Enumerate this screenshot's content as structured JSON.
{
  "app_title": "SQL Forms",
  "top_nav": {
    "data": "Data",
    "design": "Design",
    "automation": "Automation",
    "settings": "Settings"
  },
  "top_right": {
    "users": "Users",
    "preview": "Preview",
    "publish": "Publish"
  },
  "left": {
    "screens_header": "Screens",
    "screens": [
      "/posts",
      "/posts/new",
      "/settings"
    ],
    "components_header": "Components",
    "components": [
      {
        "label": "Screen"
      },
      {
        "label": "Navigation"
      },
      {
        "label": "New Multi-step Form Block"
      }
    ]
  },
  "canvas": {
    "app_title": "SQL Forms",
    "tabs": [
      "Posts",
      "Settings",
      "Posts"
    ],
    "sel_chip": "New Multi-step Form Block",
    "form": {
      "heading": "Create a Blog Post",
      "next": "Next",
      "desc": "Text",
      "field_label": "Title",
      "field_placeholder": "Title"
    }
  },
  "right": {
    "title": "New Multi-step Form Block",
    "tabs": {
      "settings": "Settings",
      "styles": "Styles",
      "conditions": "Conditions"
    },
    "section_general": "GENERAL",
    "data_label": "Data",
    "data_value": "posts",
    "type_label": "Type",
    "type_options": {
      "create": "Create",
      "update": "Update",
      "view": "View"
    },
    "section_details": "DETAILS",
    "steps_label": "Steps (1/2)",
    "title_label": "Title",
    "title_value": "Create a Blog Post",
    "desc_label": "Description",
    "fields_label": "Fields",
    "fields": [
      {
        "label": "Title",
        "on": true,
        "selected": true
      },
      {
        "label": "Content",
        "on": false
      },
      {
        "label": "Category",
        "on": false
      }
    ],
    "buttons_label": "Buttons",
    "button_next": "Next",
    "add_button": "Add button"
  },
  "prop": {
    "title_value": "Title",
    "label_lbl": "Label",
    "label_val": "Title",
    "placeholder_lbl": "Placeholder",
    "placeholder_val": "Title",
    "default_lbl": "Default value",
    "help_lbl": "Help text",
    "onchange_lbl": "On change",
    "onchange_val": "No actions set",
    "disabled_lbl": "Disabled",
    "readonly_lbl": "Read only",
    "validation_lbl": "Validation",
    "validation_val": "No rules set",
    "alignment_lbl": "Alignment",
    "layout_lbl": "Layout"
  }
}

◇ ◇ ◇ ◇

Task description: Write out the material exactly as given.

Written answer:
Enumerate this screenshot's content as structured JSON.
{
  "app_title": "SQL Forms",
  "top_nav": {
    "data": "Data",
    "design": "Design",
    "automation": "Automation",
    "settings": "Settings"
  },
  "top_right": {
    "users": "Users",
    "preview": "Preview",
    "publish": "Publish"
  },
  "left": {
    "screens_header": "Screens",
    "screens": [
      "/posts",
      "/posts/new",
      "/settings"
    ],
    "components_header": "Components",
    "components": [
      {
        "label": "Screen"
      },
      {
        "label": "Navigation"
      },
      {
        "label": "New Multi-step Form Block"
      }
    ]
  },
  "canvas": {
    "app_title": "SQL Forms",
    "tabs": [
      "Posts",
      "Settings",
      "Posts"
    ],
    "sel_chip": "New Multi-step Form Block",
    "form": {
      "heading": "Create a Blog Post",
      "next": "Next",
      "desc": "Text",
      "field_label": "Title",
      "field_placeholder": "Title"
    }
  },
  "right": {
    "title": "New Multi-step Form Block",
    "tabs": {
      "settings": "Settings",
      "styles": "Styles",
      "conditions": "Conditions"
    },
    "section_general": "GENERAL",
    "data_label": "Data",
    "data_value": "posts",
    "type_label": "Type",
    "type_options": {
      "create": "Create",
      "update": "Update",
      "view": "View"
    },
    "section_details": "DETAILS",
    "steps_label": "Steps (1/2)",
    "title_label": "Title",
    "title_value": "Create a Blog Post",
    "desc_label": "Description",
    "fields_label": "Fields",
    "fields": [
      {
        "label": "Title",
        "on": true,
        "selected": true
      },
      {
        "label": "Content",
        "on": false
      },
      {
        "label": "Category",
        "on": false
      }
    ],
    "buttons_label": "Buttons",
    "button_next": "Next",
    "add_button": "Add button"
  },
  "prop": {
    "title_value": "Title",
    "label_lbl": "Label",
    "label_val": "Title",
    "placeholder_lbl": "Placeholder",
    "placeholder_val": "Title",
    "default_lbl": "Default value",
    "help_lbl": "Help text",
    "onchange_lbl": "On change",
    "onchange_val": "No actions set",
    "disabled_lbl": "Disabled",
    "readonly_lbl": "Read only",
    "validation_lbl": "Validation",
    "validation_val": "No rules set",
    "alignment_lbl": "Alignment",
    "layout_lbl": "Layout"
  }
}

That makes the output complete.